## Dataset
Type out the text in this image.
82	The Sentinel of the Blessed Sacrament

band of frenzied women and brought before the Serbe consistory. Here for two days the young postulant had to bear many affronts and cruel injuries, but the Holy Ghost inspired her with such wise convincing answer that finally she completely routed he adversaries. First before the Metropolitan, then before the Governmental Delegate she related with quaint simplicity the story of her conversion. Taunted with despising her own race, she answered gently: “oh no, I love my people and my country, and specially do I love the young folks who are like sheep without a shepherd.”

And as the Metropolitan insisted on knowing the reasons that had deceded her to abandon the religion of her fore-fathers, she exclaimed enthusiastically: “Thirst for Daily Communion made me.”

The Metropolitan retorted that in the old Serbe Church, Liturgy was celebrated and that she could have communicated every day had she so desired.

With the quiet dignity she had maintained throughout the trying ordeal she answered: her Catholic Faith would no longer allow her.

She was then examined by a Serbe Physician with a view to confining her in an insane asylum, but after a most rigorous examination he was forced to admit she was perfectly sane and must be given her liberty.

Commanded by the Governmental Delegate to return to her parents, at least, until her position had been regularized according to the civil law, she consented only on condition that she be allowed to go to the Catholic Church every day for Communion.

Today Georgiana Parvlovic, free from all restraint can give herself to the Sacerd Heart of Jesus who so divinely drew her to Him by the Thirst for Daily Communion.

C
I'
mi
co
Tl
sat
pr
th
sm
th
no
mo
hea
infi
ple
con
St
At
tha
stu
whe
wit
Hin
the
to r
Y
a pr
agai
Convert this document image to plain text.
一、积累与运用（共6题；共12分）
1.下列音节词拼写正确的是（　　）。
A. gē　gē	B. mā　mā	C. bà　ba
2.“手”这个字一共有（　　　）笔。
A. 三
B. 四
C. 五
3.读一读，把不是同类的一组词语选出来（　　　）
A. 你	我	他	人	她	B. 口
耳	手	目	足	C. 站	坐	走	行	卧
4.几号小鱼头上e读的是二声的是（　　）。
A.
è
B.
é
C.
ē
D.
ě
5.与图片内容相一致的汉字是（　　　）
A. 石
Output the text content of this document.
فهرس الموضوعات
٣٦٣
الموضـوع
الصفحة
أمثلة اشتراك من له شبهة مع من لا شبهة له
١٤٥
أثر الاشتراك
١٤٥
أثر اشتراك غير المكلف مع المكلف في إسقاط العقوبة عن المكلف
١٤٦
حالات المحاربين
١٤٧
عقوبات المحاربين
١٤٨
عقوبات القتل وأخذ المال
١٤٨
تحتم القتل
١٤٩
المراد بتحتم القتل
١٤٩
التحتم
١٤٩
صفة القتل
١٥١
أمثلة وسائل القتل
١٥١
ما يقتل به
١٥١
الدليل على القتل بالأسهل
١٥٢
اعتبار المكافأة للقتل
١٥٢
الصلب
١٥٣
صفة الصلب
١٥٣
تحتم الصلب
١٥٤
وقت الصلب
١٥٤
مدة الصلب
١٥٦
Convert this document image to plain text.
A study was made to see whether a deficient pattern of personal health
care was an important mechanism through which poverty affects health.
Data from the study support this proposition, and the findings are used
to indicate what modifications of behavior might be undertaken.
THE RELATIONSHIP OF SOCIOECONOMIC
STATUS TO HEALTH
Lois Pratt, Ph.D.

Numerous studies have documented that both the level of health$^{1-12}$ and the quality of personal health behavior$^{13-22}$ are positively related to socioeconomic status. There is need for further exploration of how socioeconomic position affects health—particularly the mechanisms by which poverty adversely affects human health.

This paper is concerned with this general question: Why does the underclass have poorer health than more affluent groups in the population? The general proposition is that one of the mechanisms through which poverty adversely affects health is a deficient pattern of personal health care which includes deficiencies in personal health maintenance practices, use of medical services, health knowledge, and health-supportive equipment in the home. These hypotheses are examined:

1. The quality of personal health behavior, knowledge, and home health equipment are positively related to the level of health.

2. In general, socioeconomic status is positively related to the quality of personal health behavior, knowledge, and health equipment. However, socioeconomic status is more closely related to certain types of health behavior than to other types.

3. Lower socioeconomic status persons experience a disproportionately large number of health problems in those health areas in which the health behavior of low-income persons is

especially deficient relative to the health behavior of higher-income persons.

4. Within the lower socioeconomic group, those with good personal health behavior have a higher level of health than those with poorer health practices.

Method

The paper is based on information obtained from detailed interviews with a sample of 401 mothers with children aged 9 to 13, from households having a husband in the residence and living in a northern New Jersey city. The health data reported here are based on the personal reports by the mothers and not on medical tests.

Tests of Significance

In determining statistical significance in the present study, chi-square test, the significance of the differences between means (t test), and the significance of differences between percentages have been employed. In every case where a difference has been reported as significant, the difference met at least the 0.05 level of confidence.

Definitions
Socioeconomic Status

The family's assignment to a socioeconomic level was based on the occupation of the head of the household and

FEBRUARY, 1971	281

## Directive
Scan the records above and report how many lines include the word "higher", without any other text.

## Correct response
2